DATASET ENTRIES
------------

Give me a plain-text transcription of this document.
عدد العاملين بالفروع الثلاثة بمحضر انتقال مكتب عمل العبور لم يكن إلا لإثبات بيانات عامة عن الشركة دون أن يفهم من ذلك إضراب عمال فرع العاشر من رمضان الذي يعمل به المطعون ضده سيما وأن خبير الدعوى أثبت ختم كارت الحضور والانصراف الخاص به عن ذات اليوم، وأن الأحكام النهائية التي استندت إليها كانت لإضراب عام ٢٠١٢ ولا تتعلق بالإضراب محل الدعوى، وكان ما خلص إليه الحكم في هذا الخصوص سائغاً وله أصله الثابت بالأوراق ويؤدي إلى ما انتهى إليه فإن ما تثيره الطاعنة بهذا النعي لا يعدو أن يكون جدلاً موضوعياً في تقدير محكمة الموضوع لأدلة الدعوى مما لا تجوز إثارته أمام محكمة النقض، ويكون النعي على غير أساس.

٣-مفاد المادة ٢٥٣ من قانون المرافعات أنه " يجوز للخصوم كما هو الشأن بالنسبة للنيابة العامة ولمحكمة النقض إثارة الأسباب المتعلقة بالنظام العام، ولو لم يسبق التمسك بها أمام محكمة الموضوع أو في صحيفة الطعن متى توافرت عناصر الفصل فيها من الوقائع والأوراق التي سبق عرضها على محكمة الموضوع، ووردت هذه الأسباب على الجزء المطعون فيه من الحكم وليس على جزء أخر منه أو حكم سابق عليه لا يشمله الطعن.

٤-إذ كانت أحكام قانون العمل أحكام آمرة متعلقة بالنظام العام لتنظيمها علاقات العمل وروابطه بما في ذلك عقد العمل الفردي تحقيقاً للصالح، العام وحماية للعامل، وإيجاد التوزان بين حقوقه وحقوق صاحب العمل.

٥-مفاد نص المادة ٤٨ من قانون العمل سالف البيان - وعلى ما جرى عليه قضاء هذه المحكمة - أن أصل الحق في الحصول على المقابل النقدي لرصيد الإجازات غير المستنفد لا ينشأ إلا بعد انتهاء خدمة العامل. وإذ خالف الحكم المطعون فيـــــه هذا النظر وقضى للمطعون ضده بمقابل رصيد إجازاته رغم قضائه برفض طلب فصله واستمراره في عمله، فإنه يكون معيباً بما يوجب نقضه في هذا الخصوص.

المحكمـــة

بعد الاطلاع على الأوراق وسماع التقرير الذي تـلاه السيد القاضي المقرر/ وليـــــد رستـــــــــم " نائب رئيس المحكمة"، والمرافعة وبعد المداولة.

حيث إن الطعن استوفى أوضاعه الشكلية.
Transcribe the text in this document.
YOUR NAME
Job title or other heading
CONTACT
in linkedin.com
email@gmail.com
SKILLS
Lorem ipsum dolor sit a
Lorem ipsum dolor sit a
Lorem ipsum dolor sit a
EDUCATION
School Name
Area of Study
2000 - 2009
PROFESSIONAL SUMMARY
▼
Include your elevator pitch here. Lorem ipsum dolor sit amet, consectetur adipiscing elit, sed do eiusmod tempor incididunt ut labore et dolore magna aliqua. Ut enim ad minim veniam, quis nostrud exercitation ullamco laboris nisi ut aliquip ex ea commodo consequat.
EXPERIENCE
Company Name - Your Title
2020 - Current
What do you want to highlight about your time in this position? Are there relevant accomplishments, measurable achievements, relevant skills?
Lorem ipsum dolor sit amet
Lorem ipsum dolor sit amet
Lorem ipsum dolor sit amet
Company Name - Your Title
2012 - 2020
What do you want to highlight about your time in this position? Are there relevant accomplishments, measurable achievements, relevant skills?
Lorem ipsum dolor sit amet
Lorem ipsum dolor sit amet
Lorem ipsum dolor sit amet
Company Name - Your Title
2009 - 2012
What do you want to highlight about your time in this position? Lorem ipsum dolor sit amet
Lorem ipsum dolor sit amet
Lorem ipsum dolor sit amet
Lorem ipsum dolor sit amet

------------

TASK STATEMENT
Among the entries above, how many lines include the word "text"? Give the number with no comment.

TASK OUTPUT
2